(Saved entries)
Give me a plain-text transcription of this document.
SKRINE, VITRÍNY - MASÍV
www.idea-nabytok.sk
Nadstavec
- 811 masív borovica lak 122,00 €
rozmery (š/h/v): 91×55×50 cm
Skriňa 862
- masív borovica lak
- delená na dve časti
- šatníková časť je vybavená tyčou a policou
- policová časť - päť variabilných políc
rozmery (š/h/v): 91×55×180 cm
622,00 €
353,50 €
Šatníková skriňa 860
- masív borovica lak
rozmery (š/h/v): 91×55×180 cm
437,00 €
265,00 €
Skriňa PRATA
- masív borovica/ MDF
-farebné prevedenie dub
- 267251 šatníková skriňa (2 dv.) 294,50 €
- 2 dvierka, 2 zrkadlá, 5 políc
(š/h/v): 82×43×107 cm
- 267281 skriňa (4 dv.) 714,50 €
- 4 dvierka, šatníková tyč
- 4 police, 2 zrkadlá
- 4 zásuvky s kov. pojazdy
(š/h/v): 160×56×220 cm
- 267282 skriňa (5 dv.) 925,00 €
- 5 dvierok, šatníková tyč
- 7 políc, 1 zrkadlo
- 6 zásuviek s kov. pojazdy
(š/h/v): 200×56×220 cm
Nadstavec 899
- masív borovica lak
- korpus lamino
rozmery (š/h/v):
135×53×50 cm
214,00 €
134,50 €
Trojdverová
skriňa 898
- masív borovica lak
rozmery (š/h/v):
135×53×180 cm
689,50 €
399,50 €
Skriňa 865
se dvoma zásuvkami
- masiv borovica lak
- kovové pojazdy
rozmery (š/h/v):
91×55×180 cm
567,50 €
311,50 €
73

### What to work on
Reproduce the entire listing word for word.

### Finished answer
Give me a plain-text transcription of this document.
SKRINE, VITRÍNY - MASÍV
www.idea-nabytok.sk
Nadstavec
- 811 masív borovica lak 122,00 €
rozmery (š/h/v): 91×55×50 cm
Skriňa 862
- masív borovica lak
- delená na dve časti
- šatníková časť je vybavená tyčou a policou
- policová časť - päť variabilných políc
rozmery (š/h/v): 91×55×180 cm
622,00 €
353,50 €
Šatníková skriňa 860
- masív borovica lak
rozmery (š/h/v): 91×55×180 cm
437,00 €
265,00 €
Skriňa PRATA
- masív borovica/ MDF
-farebné prevedenie dub
- 267251 šatníková skriňa (2 dv.) 294,50 €
- 2 dvierka, 2 zrkadlá, 5 políc
(š/h/v): 82×43×107 cm
- 267281 skriňa (4 dv.) 714,50 €
- 4 dvierka, šatníková tyč
- 4 police, 2 zrkadlá
- 4 zásuvky s kov. pojazdy
(š/h/v): 160×56×220 cm
- 267282 skriňa (5 dv.) 925,00 €
- 5 dvierok, šatníková tyč
- 7 políc, 1 zrkadlo
- 6 zásuviek s kov. pojazdy
(š/h/v): 200×56×220 cm
Nadstavec 899
- masív borovica lak
- korpus lamino
rozmery (š/h/v):
135×53×50 cm
214,00 €
134,50 €
Trojdverová
skriňa 898
- masív borovica lak
rozmery (š/h/v):
135×53×180 cm
689,50 €
399,50 €
Skriňa 865
se dvoma zásuvkami
- masiv borovica lak
- kovové pojazdy
rozmery (š/h/v):
91×55×180 cm
567,50 €
311,50 €
73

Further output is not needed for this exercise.